Exercise instructions:
Leave out the pictures and reproduce all of the data exactly.

--

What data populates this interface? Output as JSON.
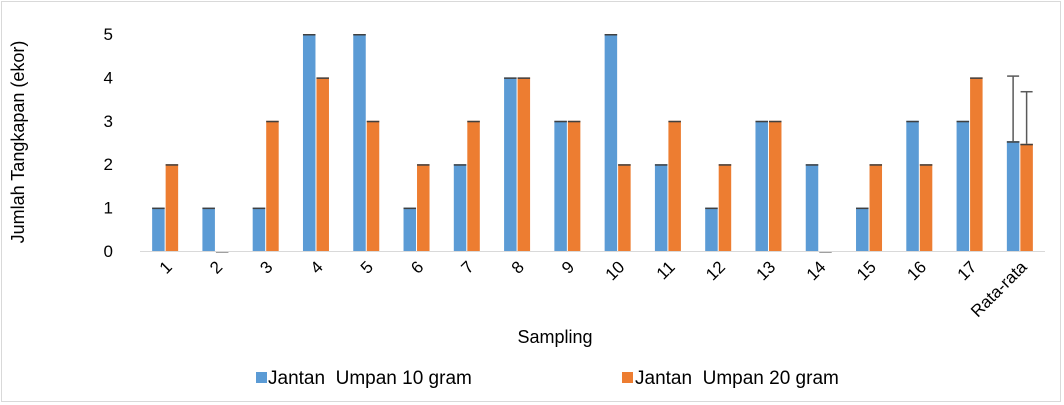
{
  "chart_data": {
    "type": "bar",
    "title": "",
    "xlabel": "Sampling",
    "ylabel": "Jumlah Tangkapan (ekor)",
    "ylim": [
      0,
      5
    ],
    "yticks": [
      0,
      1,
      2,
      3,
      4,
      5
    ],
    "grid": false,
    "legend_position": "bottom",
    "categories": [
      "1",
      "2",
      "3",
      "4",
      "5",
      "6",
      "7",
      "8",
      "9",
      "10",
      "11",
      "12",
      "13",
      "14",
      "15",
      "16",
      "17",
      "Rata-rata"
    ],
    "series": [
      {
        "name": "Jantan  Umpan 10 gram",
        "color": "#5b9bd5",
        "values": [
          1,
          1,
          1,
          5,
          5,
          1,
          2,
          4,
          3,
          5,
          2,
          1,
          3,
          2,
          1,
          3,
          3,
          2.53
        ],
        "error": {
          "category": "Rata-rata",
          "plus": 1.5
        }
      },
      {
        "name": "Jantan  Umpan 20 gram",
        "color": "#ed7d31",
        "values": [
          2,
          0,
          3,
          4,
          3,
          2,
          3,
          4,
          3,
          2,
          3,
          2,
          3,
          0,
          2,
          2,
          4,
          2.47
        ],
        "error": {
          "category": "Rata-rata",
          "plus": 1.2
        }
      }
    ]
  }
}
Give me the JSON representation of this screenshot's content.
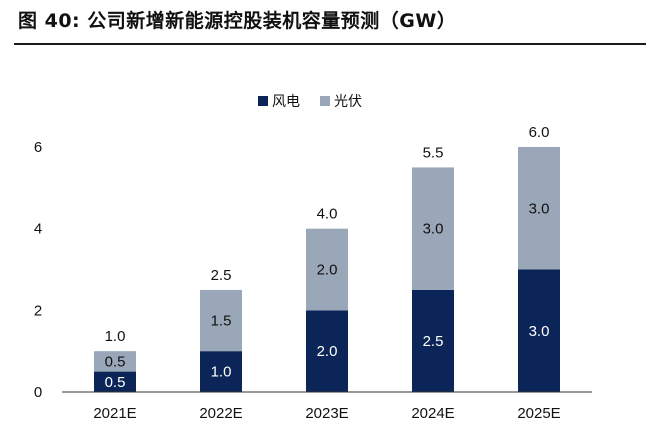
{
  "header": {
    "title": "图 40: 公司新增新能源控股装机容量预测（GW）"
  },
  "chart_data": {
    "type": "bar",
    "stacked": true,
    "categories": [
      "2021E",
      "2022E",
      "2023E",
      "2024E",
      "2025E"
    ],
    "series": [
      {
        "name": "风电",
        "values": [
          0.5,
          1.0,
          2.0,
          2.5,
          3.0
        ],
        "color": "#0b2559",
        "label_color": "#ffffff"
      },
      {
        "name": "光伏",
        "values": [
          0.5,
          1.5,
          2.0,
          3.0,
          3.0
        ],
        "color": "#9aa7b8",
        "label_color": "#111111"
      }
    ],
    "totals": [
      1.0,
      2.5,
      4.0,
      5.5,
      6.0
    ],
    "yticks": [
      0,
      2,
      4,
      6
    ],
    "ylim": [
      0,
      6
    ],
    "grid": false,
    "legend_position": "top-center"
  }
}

--

Solution below:
What data populates this interface? Output as JSON.
{
  "chart_data": {
    "type": "bar",
    "title": "",
    "xlabel": "Sampling",
    "ylabel": "Jumlah Tangkapan (ekor)",
    "ylim": [
      0,
      5
    ],
    "yticks": [
      0,
      1,
      2,
      3,
      4,
      5
    ],
    "grid": false,
    "legend_position": "bottom",
    "categories": [
      "1",
      "2",
      "3",
      "4",
      "5",
      "6",
      "7",
      "8",
      "9",
      "10",
      "11",
      "12",
      "13",
      "14",
      "15",
      "16",
      "17",
      "Rata-rata"
    ],
    "series": [
      {
        "name": "Jantan  Umpan 10 gram",
        "color": "#5b9bd5",
        "values": [
          1,
          1,
          1,
          5,
          5,
          1,
          2,
          4,
          3,
          5,
          2,
          1,
          3,
          2,
          1,
          3,
          3,
          2.53
        ],
        "error": {
          "category": "Rata-rata",
          "plus": 1.5
        }
      },
      {
        "name": "Jantan  Umpan 20 gram",
        "color": "#ed7d31",
        "values": [
          2,
          0,
          3,
          4,
          3,
          2,
          3,
          4,
          3,
          2,
          3,
          2,
          3,
          0,
          2,
          2,
          4,
          2.47
        ],
        "error": {
          "category": "Rata-rata",
          "plus": 1.2
        }
      }
    ]
  }
}
Give me the JSON representation of this screenshot's content.
{
  "header": {
    "title": "图 40: 公司新增新能源控股装机容量预测（GW）"
  },
  "chart_data": {
    "type": "bar",
    "stacked": true,
    "categories": [
      "2021E",
      "2022E",
      "2023E",
      "2024E",
      "2025E"
    ],
    "series": [
      {
        "name": "风电",
        "values": [
          0.5,
          1.0,
          2.0,
          2.5,
          3.0
        ],
        "color": "#0b2559",
        "label_color": "#ffffff"
      },
      {
        "name": "光伏",
        "values": [
          0.5,
          1.5,
          2.0,
          3.0,
          3.0
        ],
        "color": "#9aa7b8",
        "label_color": "#111111"
      }
    ],
    "totals": [
      1.0,
      2.5,
      4.0,
      5.5,
      6.0
    ],
    "yticks": [
      0,
      2,
      4,
      6
    ],
    "ylim": [
      0,
      6
    ],
    "grid": false,
    "legend_position": "top-center"
  }
}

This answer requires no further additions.